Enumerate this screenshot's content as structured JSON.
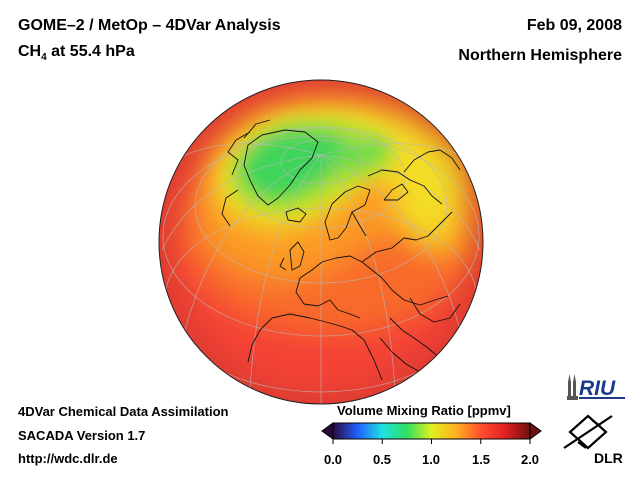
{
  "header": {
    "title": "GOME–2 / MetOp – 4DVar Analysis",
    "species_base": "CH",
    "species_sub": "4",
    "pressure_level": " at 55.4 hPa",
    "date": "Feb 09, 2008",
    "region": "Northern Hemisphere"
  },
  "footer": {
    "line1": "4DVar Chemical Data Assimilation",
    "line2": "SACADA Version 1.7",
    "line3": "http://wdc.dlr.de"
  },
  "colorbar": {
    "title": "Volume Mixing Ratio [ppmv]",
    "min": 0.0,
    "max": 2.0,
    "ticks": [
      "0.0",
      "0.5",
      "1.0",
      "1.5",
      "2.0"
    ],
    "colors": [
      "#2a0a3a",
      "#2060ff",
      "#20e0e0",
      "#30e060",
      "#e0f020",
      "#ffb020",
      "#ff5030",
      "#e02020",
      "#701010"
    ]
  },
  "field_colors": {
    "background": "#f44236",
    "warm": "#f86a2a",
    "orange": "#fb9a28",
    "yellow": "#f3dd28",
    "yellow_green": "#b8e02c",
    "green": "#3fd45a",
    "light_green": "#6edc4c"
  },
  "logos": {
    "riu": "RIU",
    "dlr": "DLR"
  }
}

=-=-=-=-=

### Requirements:
Write the listing above out again exactly, dropping each image.

### Answer for the task:
Enumerate this screenshot's content as structured JSON.
{
  "header": {
    "title": "GOME–2 / MetOp – 4DVar Analysis",
    "species_base": "CH",
    "species_sub": "4",
    "pressure_level": " at 55.4 hPa",
    "date": "Feb 09, 2008",
    "region": "Northern Hemisphere"
  },
  "footer": {
    "line1": "4DVar Chemical Data Assimilation",
    "line2": "SACADA Version 1.7",
    "line3": "http://wdc.dlr.de"
  },
  "colorbar": {
    "title": "Volume Mixing Ratio [ppmv]",
    "min": 0.0,
    "max": 2.0,
    "ticks": [
      "0.0",
      "0.5",
      "1.0",
      "1.5",
      "2.0"
    ],
    "colors": [
      "#2a0a3a",
      "#2060ff",
      "#20e0e0",
      "#30e060",
      "#e0f020",
      "#ffb020",
      "#ff5030",
      "#e02020",
      "#701010"
    ]
  },
  "field_colors": {
    "background": "#f44236",
    "warm": "#f86a2a",
    "orange": "#fb9a28",
    "yellow": "#f3dd28",
    "yellow_green": "#b8e02c",
    "green": "#3fd45a",
    "light_green": "#6edc4c"
  },
  "logos": {
    "riu": "RIU",
    "dlr": "DLR"
  }
}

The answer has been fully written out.